▶ **Task brief**
Repeat the whole of the data, keeping every detail the same.

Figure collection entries
# # # # # # #

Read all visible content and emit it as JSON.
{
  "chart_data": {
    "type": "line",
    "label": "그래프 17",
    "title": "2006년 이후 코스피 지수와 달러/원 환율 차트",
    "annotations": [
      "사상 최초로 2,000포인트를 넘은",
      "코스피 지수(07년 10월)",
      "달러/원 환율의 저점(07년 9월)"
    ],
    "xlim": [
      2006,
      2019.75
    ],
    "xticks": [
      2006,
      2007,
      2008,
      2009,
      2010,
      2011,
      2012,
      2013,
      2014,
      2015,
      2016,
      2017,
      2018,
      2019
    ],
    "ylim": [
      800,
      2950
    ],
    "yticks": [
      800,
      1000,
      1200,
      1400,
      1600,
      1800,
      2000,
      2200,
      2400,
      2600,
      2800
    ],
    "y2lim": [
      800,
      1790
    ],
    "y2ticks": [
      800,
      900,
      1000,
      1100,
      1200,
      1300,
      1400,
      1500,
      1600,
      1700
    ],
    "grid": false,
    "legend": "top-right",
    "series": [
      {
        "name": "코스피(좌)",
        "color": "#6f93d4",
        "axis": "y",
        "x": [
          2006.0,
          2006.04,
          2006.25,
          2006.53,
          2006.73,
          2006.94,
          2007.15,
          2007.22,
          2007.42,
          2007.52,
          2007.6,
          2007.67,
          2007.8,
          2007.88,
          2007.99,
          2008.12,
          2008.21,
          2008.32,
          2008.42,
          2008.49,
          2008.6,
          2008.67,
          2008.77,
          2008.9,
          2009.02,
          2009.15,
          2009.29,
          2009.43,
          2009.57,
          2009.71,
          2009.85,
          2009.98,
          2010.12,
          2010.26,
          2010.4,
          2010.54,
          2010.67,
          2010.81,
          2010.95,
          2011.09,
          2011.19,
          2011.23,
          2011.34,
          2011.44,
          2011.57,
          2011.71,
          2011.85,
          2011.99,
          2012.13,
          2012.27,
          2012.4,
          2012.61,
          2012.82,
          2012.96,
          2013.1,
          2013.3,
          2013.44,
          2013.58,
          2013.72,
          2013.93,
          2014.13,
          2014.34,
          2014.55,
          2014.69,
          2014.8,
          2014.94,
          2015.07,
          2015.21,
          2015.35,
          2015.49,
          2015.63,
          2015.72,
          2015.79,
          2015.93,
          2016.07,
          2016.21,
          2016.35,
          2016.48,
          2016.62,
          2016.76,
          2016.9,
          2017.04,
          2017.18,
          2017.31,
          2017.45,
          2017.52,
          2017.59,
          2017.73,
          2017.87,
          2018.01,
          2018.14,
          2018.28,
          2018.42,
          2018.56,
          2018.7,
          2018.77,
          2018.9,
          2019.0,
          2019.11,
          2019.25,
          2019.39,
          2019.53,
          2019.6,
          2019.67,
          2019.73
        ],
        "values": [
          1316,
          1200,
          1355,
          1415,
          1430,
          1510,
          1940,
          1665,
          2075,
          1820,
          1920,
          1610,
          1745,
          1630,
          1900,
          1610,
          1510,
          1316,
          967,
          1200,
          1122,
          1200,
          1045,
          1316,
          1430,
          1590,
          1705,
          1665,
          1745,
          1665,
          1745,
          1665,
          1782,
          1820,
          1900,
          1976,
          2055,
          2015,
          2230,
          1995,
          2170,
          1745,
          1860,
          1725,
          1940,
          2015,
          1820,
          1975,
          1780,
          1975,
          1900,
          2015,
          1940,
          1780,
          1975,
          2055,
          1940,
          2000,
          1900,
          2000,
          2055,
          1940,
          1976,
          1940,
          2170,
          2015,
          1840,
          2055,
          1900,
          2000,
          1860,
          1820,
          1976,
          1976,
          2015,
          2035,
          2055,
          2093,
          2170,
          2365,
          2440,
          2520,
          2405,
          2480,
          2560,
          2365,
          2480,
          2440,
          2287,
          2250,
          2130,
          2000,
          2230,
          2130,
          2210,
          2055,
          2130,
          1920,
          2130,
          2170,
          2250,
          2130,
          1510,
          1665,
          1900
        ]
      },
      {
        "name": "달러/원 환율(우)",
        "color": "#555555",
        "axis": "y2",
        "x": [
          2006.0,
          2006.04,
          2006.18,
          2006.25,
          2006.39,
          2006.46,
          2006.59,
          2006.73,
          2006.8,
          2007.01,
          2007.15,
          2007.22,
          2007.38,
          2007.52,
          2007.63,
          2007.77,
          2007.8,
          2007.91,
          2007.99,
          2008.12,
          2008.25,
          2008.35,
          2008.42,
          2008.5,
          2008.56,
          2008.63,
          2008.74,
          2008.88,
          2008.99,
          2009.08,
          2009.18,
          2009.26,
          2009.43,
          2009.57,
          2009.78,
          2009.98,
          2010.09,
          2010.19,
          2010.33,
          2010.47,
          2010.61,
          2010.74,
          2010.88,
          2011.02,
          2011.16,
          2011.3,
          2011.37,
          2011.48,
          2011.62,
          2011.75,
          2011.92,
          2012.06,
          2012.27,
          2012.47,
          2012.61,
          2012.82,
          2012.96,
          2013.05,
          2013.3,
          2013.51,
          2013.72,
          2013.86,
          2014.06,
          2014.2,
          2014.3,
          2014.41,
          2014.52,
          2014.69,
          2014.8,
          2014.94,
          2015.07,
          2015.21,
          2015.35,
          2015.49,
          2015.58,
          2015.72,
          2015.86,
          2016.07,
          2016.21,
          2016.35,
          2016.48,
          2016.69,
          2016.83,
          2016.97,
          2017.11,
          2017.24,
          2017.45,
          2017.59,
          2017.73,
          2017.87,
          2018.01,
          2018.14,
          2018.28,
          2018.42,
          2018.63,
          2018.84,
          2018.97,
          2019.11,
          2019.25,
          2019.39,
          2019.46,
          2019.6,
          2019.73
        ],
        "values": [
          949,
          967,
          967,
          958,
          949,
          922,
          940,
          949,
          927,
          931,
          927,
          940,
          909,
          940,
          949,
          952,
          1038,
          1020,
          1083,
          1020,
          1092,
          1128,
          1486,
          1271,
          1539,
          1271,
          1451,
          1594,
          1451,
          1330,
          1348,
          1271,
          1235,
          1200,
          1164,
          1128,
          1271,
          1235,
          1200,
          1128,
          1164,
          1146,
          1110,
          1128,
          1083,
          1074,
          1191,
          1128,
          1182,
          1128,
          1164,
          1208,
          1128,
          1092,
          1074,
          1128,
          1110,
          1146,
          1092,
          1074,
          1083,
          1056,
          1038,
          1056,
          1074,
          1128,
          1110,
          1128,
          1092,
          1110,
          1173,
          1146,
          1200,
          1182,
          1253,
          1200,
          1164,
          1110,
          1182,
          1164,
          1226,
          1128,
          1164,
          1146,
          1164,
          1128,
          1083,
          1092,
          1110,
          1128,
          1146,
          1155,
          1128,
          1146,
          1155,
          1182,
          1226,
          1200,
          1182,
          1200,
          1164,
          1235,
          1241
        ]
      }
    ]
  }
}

# # # # # # #

▶ **Solution to this exercise**
Read all visible content and emit it as JSON.
{
  "chart_data": {
    "type": "line",
    "label": "그래프 17",
    "title": "2006년 이후 코스피 지수와 달러/원 환율 차트",
    "annotations": [
      "사상 최초로 2,000포인트를 넘은",
      "코스피 지수(07년 10월)",
      "달러/원 환율의 저점(07년 9월)"
    ],
    "xlim": [
      2006,
      2019.75
    ],
    "xticks": [
      2006,
      2007,
      2008,
      2009,
      2010,
      2011,
      2012,
      2013,
      2014,
      2015,
      2016,
      2017,
      2018,
      2019
    ],
    "ylim": [
      800,
      2950
    ],
    "yticks": [
      800,
      1000,
      1200,
      1400,
      1600,
      1800,
      2000,
      2200,
      2400,
      2600,
      2800
    ],
    "y2lim": [
      800,
      1790
    ],
    "y2ticks": [
      800,
      900,
      1000,
      1100,
      1200,
      1300,
      1400,
      1500,
      1600,
      1700
    ],
    "grid": false,
    "legend": "top-right",
    "series": [
      {
        "name": "코스피(좌)",
        "color": "#6f93d4",
        "axis": "y",
        "x": [
          2006.0,
          2006.04,
          2006.25,
          2006.53,
          2006.73,
          2006.94,
          2007.15,
          2007.22,
          2007.42,
          2007.52,
          2007.6,
          2007.67,
          2007.8,
          2007.88,
          2007.99,
          2008.12,
          2008.21,
          2008.32,
          2008.42,
          2008.49,
          2008.6,
          2008.67,
          2008.77,
          2008.9,
          2009.02,
          2009.15,
          2009.29,
          2009.43,
          2009.57,
          2009.71,
          2009.85,
          2009.98,
          2010.12,
          2010.26,
          2010.4,
          2010.54,
          2010.67,
          2010.81,
          2010.95,
          2011.09,
          2011.19,
          2011.23,
          2011.34,
          2011.44,
          2011.57,
          2011.71,
          2011.85,
          2011.99,
          2012.13,
          2012.27,
          2012.4,
          2012.61,
          2012.82,
          2012.96,
          2013.1,
          2013.3,
          2013.44,
          2013.58,
          2013.72,
          2013.93,
          2014.13,
          2014.34,
          2014.55,
          2014.69,
          2014.8,
          2014.94,
          2015.07,
          2015.21,
          2015.35,
          2015.49,
          2015.63,
          2015.72,
          2015.79,
          2015.93,
          2016.07,
          2016.21,
          2016.35,
          2016.48,
          2016.62,
          2016.76,
          2016.9,
          2017.04,
          2017.18,
          2017.31,
          2017.45,
          2017.52,
          2017.59,
          2017.73,
          2017.87,
          2018.01,
          2018.14,
          2018.28,
          2018.42,
          2018.56,
          2018.7,
          2018.77,
          2018.9,
          2019.0,
          2019.11,
          2019.25,
          2019.39,
          2019.53,
          2019.6,
          2019.67,
          2019.73
        ],
        "values": [
          1316,
          1200,
          1355,
          1415,
          1430,
          1510,
          1940,
          1665,
          2075,
          1820,
          1920,
          1610,
          1745,
          1630,
          1900,
          1610,
          1510,
          1316,
          967,
          1200,
          1122,
          1200,
          1045,
          1316,
          1430,
          1590,
          1705,
          1665,
          1745,
          1665,
          1745,
          1665,
          1782,
          1820,
          1900,
          1976,
          2055,
          2015,
          2230,
          1995,
          2170,
          1745,
          1860,
          1725,
          1940,
          2015,
          1820,
          1975,
          1780,
          1975,
          1900,
          2015,
          1940,
          1780,
          1975,
          2055,
          1940,
          2000,
          1900,
          2000,
          2055,
          1940,
          1976,
          1940,
          2170,
          2015,
          1840,
          2055,
          1900,
          2000,
          1860,
          1820,
          1976,
          1976,
          2015,
          2035,
          2055,
          2093,
          2170,
          2365,
          2440,
          2520,
          2405,
          2480,
          2560,
          2365,
          2480,
          2440,
          2287,
          2250,
          2130,
          2000,
          2230,
          2130,
          2210,
          2055,
          2130,
          1920,
          2130,
          2170,
          2250,
          2130,
          1510,
          1665,
          1900
        ]
      },
      {
        "name": "달러/원 환율(우)",
        "color": "#555555",
        "axis": "y2",
        "x": [
          2006.0,
          2006.04,
          2006.18,
          2006.25,
          2006.39,
          2006.46,
          2006.59,
          2006.73,
          2006.8,
          2007.01,
          2007.15,
          2007.22,
          2007.38,
          2007.52,
          2007.63,
          2007.77,
          2007.8,
          2007.91,
          2007.99,
          2008.12,
          2008.25,
          2008.35,
          2008.42,
          2008.5,
          2008.56,
          2008.63,
          2008.74,
          2008.88,
          2008.99,
          2009.08,
          2009.18,
          2009.26,
          2009.43,
          2009.57,
          2009.78,
          2009.98,
          2010.09,
          2010.19,
          2010.33,
          2010.47,
          2010.61,
          2010.74,
          2010.88,
          2011.02,
          2011.16,
          2011.3,
          2011.37,
          2011.48,
          2011.62,
          2011.75,
          2011.92,
          2012.06,
          2012.27,
          2012.47,
          2012.61,
          2012.82,
          2012.96,
          2013.05,
          2013.3,
          2013.51,
          2013.72,
          2013.86,
          2014.06,
          2014.2,
          2014.3,
          2014.41,
          2014.52,
          2014.69,
          2014.8,
          2014.94,
          2015.07,
          2015.21,
          2015.35,
          2015.49,
          2015.58,
          2015.72,
          2015.86,
          2016.07,
          2016.21,
          2016.35,
          2016.48,
          2016.69,
          2016.83,
          2016.97,
          2017.11,
          2017.24,
          2017.45,
          2017.59,
          2017.73,
          2017.87,
          2018.01,
          2018.14,
          2018.28,
          2018.42,
          2018.63,
          2018.84,
          2018.97,
          2019.11,
          2019.25,
          2019.39,
          2019.46,
          2019.6,
          2019.73
        ],
        "values": [
          949,
          967,
          967,
          958,
          949,
          922,
          940,
          949,
          927,
          931,
          927,
          940,
          909,
          940,
          949,
          952,
          1038,
          1020,
          1083,
          1020,
          1092,
          1128,
          1486,
          1271,
          1539,
          1271,
          1451,
          1594,
          1451,
          1330,
          1348,
          1271,
          1235,
          1200,
          1164,
          1128,
          1271,
          1235,
          1200,
          1128,
          1164,
          1146,
          1110,
          1128,
          1083,
          1074,
          1191,
          1128,
          1182,
          1128,
          1164,
          1208,
          1128,
          1092,
          1074,
          1128,
          1110,
          1146,
          1092,
          1074,
          1083,
          1056,
          1038,
          1056,
          1074,
          1128,
          1110,
          1128,
          1092,
          1110,
          1173,
          1146,
          1200,
          1182,
          1253,
          1200,
          1164,
          1110,
          1182,
          1164,
          1226,
          1128,
          1164,
          1146,
          1164,
          1128,
          1083,
          1092,
          1110,
          1128,
          1146,
          1155,
          1128,
          1146,
          1155,
          1182,
          1226,
          1200,
          1182,
          1200,
          1164,
          1235,
          1241
        ]
      }
    ]
  }
}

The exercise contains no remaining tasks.